• [DIRECTIONS]
Where a line in the listing below contains the word "Ефимовичъ", copy that line.

Dataset items:
────────

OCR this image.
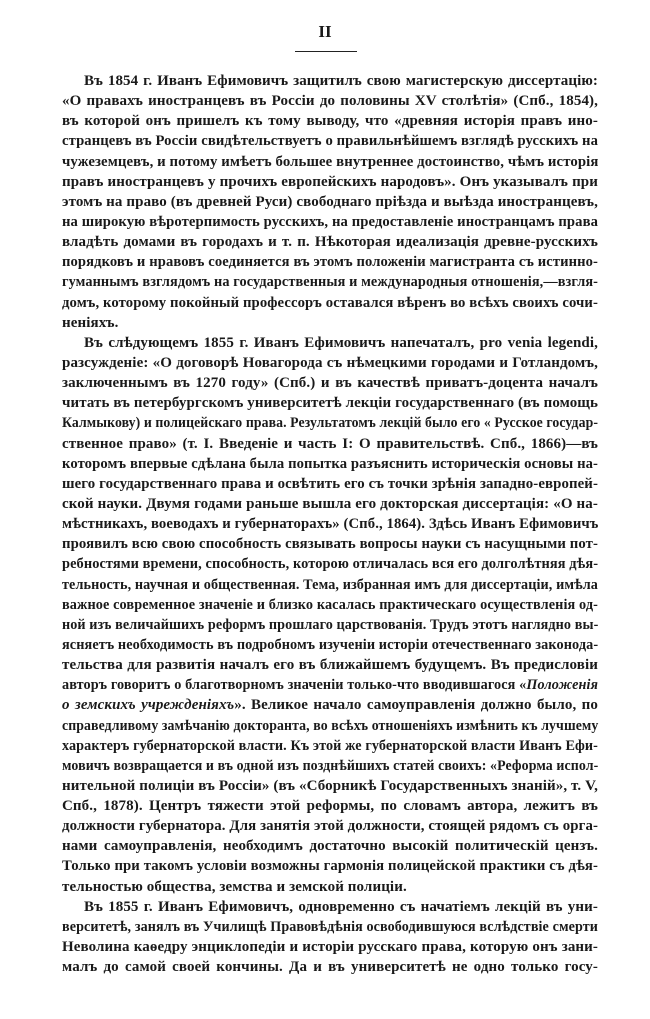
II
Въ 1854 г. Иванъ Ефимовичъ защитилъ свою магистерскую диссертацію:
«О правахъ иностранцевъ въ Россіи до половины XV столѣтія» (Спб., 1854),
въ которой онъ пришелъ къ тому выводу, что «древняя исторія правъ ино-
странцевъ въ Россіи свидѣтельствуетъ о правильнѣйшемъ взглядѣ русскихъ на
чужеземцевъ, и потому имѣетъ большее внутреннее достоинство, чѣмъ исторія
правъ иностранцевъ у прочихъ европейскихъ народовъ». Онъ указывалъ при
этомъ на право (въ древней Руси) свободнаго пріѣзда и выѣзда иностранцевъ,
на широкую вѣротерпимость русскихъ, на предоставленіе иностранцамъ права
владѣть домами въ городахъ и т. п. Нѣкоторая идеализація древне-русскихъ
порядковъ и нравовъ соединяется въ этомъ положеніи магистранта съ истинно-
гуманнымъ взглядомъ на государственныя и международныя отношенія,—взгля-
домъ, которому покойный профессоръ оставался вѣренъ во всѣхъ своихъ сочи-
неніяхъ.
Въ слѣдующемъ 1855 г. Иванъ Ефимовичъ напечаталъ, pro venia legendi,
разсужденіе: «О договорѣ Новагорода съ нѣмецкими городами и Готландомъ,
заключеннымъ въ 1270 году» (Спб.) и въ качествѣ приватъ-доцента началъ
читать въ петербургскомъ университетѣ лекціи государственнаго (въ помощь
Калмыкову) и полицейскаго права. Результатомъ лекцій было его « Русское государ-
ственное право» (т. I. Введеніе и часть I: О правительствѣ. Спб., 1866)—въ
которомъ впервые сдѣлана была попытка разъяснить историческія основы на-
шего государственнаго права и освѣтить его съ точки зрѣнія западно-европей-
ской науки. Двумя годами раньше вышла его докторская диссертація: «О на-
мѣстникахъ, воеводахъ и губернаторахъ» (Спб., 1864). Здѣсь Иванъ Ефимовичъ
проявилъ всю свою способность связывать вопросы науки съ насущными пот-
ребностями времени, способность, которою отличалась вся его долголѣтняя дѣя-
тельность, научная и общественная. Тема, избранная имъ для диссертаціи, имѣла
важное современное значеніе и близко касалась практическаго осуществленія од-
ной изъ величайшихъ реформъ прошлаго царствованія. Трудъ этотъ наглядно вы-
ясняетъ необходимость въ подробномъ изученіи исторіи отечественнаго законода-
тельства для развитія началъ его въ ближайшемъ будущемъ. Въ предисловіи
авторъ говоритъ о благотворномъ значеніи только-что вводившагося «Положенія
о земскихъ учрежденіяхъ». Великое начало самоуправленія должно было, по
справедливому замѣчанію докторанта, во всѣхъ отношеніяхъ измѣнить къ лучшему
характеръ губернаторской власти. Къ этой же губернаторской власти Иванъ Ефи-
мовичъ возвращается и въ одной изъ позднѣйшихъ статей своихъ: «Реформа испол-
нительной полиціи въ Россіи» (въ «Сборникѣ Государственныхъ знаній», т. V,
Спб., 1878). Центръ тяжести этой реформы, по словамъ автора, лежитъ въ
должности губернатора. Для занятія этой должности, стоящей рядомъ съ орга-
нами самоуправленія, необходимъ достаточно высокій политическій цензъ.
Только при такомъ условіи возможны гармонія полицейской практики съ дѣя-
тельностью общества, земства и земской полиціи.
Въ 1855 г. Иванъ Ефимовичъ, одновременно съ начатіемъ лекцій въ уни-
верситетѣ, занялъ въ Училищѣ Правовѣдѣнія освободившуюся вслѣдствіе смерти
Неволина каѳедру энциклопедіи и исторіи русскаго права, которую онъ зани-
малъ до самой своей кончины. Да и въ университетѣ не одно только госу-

────────

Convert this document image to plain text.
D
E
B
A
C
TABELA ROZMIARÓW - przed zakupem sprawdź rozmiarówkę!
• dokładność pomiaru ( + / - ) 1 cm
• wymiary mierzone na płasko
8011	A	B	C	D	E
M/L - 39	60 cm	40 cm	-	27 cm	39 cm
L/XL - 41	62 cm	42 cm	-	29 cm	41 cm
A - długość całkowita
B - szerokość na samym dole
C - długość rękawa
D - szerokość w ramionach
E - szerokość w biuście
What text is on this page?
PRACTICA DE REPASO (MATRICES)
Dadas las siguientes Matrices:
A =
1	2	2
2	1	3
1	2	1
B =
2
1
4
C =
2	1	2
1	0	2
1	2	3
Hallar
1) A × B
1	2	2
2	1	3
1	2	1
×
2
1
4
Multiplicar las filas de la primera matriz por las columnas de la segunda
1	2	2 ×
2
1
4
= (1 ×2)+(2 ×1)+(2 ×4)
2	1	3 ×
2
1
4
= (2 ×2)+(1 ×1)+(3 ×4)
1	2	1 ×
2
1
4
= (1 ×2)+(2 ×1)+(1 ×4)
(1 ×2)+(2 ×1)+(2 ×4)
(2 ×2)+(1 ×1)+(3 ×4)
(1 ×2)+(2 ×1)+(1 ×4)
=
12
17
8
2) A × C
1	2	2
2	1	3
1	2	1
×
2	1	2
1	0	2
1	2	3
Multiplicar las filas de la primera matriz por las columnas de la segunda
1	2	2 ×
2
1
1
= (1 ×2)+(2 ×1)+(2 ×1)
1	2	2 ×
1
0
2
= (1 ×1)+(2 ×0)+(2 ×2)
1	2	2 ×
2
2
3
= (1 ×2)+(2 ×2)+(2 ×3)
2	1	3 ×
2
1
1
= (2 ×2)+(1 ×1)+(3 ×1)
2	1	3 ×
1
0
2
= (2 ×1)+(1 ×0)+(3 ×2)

────────

• [RESULT]
Въ 1854 г. Иванъ Ефимовичъ защитилъ свою магистерскую диссертацію:
Въ слѣдующемъ 1855 г. Иванъ Ефимовичъ напечаталъ, pro venia legendi,
мѣстникахъ, воеводахъ и губернаторахъ» (Спб., 1864). Здѣсь Иванъ Ефимовичъ
Въ 1855 г. Иванъ Ефимовичъ, одновременно съ начатіемъ лекцій въ уни-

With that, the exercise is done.